EXERCISE REQUIREMENTS: Swap "schedule-table" for "timeline-table" in the rows that begin at the start of the rows and stop after the line containing "table-cell: 总结经验、整理资料 [523,491,875,636]", and give those rows again with nothing else changed.
+ + + + +
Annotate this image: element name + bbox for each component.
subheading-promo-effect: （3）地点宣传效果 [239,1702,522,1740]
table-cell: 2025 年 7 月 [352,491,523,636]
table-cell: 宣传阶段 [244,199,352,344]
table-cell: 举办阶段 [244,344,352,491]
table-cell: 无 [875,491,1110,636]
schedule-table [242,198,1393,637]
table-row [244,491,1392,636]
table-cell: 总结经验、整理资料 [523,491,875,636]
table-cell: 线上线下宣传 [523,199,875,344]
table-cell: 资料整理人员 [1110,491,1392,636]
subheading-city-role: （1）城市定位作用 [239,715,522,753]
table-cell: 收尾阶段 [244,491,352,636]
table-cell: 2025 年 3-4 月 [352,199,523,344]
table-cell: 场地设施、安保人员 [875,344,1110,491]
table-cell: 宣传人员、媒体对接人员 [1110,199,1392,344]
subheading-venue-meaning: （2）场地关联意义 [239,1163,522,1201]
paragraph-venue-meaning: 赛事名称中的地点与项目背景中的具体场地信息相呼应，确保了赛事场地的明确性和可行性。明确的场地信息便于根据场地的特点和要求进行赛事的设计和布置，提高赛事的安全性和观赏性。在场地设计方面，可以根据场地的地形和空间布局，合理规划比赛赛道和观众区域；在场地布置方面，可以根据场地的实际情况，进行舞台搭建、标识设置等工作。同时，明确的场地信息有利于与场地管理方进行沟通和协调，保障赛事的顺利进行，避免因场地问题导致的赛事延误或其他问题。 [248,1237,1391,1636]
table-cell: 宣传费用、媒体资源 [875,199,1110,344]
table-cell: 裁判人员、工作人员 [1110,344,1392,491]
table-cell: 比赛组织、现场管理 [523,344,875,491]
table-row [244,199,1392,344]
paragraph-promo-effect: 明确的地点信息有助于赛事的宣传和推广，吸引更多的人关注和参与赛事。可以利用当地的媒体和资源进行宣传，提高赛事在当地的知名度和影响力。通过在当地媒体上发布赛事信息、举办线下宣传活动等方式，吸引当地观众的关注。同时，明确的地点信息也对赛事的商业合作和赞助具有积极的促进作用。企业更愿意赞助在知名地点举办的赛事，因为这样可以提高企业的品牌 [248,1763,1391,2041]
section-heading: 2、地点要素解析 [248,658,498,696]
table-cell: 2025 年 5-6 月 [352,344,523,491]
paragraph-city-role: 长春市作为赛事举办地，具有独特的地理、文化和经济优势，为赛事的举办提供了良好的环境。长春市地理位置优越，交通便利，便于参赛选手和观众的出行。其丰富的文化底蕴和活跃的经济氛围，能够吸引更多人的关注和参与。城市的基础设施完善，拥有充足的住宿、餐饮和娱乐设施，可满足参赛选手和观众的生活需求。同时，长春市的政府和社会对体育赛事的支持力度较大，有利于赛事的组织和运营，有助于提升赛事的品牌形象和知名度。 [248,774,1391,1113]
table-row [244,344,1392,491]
+ + + + +
CORRECT RESULT:
Annotate this image: element name + bbox for each component.
subheading-promo-effect: （3）地点宣传效果 [239,1702,522,1740]
table-cell: 2025 年 7 月 [352,491,523,636]
table-cell: 宣传阶段 [244,199,352,344]
table-cell: 举办阶段 [244,344,352,491]
table-cell: 无 [875,491,1110,636]
timeline-table [242,198,1393,637]
table-row [244,491,1392,636]
table-cell: 总结经验、整理资料 [523,491,875,636]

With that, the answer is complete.